:: Task requirements ::
Pictures appear in the records below; write out everything else exactly.

-- START OF Stored data --

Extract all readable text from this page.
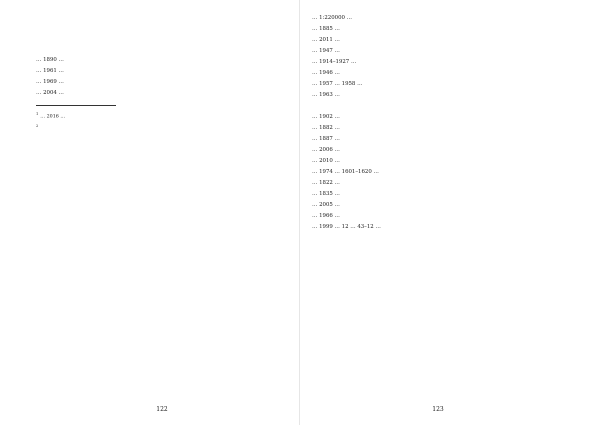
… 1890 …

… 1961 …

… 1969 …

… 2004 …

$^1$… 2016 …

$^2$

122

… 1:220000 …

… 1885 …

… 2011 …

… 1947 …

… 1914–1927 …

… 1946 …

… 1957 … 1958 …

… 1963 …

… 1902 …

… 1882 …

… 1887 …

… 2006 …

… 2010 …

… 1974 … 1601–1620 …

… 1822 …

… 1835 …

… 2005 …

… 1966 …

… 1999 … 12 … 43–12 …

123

-- END OF Stored data --

:: Solution to the exercise ::
Extract all readable text from this page.
… 1890 …

… 1961 …

… 1969 …

… 2004 …

$^1$… 2016 …

$^2$

122

… 1:220000 …

… 1885 …

… 2011 …

… 1947 …

… 1914–1927 …

… 1946 …

… 1957 … 1958 …

… 1963 …

… 1902 …

… 1882 …

… 1887 …

… 2006 …

… 2010 …

… 1974 … 1601–1620 …

… 1822 …

… 1835 …

… 2005 …

… 1966 …

… 1999 … 12 … 43–12 …

123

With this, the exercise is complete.